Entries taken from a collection
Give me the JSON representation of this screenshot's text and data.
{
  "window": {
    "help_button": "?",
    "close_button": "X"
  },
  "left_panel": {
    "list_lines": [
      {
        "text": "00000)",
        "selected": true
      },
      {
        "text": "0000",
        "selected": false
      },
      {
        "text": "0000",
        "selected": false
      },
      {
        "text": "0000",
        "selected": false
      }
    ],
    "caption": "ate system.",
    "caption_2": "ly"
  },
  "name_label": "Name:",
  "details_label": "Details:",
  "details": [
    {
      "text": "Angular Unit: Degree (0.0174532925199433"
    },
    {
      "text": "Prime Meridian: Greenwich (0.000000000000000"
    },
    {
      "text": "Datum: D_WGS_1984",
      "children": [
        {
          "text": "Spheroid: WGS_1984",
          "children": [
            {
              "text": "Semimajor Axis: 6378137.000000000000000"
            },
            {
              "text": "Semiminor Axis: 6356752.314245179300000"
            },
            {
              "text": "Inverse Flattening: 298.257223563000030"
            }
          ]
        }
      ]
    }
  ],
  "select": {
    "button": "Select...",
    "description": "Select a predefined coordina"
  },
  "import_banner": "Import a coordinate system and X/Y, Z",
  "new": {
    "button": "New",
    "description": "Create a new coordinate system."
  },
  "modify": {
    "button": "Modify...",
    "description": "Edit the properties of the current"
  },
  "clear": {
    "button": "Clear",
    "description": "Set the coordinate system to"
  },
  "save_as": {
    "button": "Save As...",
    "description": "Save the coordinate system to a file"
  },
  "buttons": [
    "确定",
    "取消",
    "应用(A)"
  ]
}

-- WRITTEN TASK --
Give the number of lines in the data that contain "coordinate", with no other words.

-- THE SOLUTION --
4